### Exercise
Identify the lines that include the word "Поиск", then copy all of them.

* BEGIN Extracted records *

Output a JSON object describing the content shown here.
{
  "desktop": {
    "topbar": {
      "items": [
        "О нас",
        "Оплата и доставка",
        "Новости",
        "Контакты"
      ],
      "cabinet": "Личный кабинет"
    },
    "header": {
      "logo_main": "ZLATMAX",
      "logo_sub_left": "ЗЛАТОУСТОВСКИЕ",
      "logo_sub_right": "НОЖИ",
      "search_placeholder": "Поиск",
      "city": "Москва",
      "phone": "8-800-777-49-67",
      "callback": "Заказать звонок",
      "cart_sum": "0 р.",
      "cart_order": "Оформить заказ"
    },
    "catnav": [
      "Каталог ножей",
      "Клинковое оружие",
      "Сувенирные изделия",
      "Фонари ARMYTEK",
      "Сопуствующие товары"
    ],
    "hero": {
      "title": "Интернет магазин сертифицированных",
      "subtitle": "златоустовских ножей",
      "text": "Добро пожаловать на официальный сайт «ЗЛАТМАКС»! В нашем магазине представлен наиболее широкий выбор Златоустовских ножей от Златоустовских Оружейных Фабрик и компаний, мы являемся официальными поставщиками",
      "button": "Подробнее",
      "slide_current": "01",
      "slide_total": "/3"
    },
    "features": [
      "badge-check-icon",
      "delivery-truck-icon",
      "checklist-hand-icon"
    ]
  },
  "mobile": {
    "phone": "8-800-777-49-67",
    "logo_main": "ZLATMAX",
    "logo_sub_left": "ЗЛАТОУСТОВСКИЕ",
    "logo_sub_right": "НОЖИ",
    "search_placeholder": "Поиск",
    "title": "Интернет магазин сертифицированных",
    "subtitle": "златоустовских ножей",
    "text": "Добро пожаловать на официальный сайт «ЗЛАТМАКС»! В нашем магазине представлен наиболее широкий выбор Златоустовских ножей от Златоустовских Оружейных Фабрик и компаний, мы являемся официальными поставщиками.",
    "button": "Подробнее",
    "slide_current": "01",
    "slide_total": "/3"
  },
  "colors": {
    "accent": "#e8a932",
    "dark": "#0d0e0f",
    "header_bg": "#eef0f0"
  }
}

* END Extracted records *

### Answer to the exercise
      "search_placeholder": "Поиск",
    "search_placeholder": "Поиск",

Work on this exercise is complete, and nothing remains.